--- ROWS ---
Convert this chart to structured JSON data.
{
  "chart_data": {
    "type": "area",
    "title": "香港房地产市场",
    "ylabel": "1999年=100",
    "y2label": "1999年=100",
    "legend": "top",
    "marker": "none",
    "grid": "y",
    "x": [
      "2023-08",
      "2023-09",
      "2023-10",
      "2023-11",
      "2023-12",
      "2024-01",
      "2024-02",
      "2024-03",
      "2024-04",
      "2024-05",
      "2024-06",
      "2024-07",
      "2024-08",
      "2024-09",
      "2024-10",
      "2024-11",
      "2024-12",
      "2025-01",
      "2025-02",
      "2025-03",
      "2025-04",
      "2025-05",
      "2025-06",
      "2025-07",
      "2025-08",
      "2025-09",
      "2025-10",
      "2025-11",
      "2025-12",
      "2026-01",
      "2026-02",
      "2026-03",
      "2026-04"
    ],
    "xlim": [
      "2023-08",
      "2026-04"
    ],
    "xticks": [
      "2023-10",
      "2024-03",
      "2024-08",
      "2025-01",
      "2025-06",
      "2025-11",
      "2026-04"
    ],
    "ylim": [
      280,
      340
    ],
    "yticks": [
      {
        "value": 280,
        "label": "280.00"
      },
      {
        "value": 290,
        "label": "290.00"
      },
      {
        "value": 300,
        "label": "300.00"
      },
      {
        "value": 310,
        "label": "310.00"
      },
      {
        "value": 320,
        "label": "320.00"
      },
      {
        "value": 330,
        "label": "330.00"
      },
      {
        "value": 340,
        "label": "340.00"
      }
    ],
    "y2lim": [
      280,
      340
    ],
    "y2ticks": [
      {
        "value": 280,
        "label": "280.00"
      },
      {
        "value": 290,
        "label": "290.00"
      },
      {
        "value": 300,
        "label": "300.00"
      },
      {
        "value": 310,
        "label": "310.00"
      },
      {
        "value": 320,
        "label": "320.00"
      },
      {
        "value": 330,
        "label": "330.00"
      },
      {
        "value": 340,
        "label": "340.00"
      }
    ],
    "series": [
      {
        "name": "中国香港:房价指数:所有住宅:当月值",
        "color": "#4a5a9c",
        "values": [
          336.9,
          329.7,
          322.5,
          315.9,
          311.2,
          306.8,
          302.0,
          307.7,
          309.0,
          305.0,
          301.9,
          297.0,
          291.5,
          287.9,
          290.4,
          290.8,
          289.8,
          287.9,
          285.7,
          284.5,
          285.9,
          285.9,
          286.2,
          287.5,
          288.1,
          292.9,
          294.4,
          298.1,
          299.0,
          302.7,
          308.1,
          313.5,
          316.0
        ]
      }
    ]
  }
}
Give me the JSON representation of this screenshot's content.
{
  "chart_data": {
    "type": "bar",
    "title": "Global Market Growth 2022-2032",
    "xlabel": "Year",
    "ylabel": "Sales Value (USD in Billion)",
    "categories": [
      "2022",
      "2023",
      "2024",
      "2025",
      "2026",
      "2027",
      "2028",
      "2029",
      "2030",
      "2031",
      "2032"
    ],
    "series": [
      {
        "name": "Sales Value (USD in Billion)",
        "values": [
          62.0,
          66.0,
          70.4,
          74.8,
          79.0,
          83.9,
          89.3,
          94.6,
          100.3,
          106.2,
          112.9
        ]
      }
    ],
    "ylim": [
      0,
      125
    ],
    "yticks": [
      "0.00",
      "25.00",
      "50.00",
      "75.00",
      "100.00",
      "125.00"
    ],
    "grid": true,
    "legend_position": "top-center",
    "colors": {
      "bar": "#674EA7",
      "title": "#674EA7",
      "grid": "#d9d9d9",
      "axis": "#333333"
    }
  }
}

--- WHAT IS NEEDED ---
Word for word, quote all of the data above.

--- SOLUTION TO THE PROBLEM ---
Convert this chart to structured JSON data.
{
  "chart_data": {
    "type": "area",
    "title": "香港房地产市场",
    "ylabel": "1999年=100",
    "y2label": "1999年=100",
    "legend": "top",
    "marker": "none",
    "grid": "y",
    "x": [
      "2023-08",
      "2023-09",
      "2023-10",
      "2023-11",
      "2023-12",
      "2024-01",
      "2024-02",
      "2024-03",
      "2024-04",
      "2024-05",
      "2024-06",
      "2024-07",
      "2024-08",
      "2024-09",
      "2024-10",
      "2024-11",
      "2024-12",
      "2025-01",
      "2025-02",
      "2025-03",
      "2025-04",
      "2025-05",
      "2025-06",
      "2025-07",
      "2025-08",
      "2025-09",
      "2025-10",
      "2025-11",
      "2025-12",
      "2026-01",
      "2026-02",
      "2026-03",
      "2026-04"
    ],
    "xlim": [
      "2023-08",
      "2026-04"
    ],
    "xticks": [
      "2023-10",
      "2024-03",
      "2024-08",
      "2025-01",
      "2025-06",
      "2025-11",
      "2026-04"
    ],
    "ylim": [
      280,
      340
    ],
    "yticks": [
      {
        "value": 280,
        "label": "280.00"
      },
      {
        "value": 290,
        "label": "290.00"
      },
      {
        "value": 300,
        "label": "300.00"
      },
      {
        "value": 310,
        "label": "310.00"
      },
      {
        "value": 320,
        "label": "320.00"
      },
      {
        "value": 330,
        "label": "330.00"
      },
      {
        "value": 340,
        "label": "340.00"
      }
    ],
    "y2lim": [
      280,
      340
    ],
    "y2ticks": [
      {
        "value": 280,
        "label": "280.00"
      },
      {
        "value": 290,
        "label": "290.00"
      },
      {
        "value": 300,
        "label": "300.00"
      },
      {
        "value": 310,
        "label": "310.00"
      },
      {
        "value": 320,
        "label": "320.00"
      },
      {
        "value": 330,
        "label": "330.00"
      },
      {
        "value": 340,
        "label": "340.00"
      }
    ],
    "series": [
      {
        "name": "中国香港:房价指数:所有住宅:当月值",
        "color": "#4a5a9c",
        "values": [
          336.9,
          329.7,
          322.5,
          315.9,
          311.2,
          306.8,
          302.0,
          307.7,
          309.0,
          305.0,
          301.9,
          297.0,
          291.5,
          287.9,
          290.4,
          290.8,
          289.8,
          287.9,
          285.7,
          284.5,
          285.9,
          285.9,
          286.2,
          287.5,
          288.1,
          292.9,
          294.4,
          298.1,
          299.0,
          302.7,
          308.1,
          313.5,
          316.0
        ]
      }
    ]
  }
}
Give me the JSON representation of this screenshot's content.
{
  "chart_data": {
    "type": "bar",
    "title": "Global Market Growth 2022-2032",
    "xlabel": "Year",
    "ylabel": "Sales Value (USD in Billion)",
    "categories": [
      "2022",
      "2023",
      "2024",
      "2025",
      "2026",
      "2027",
      "2028",
      "2029",
      "2030",
      "2031",
      "2032"
    ],
    "series": [
      {
        "name": "Sales Value (USD in Billion)",
        "values": [
          62.0,
          66.0,
          70.4,
          74.8,
          79.0,
          83.9,
          89.3,
          94.6,
          100.3,
          106.2,
          112.9
        ]
      }
    ],
    "ylim": [
      0,
      125
    ],
    "yticks": [
      "0.00",
      "25.00",
      "50.00",
      "75.00",
      "100.00",
      "125.00"
    ],
    "grid": true,
    "legend_position": "top-center",
    "colors": {
      "bar": "#674EA7",
      "title": "#674EA7",
      "grid": "#d9d9d9",
      "axis": "#333333"
    }
  }
}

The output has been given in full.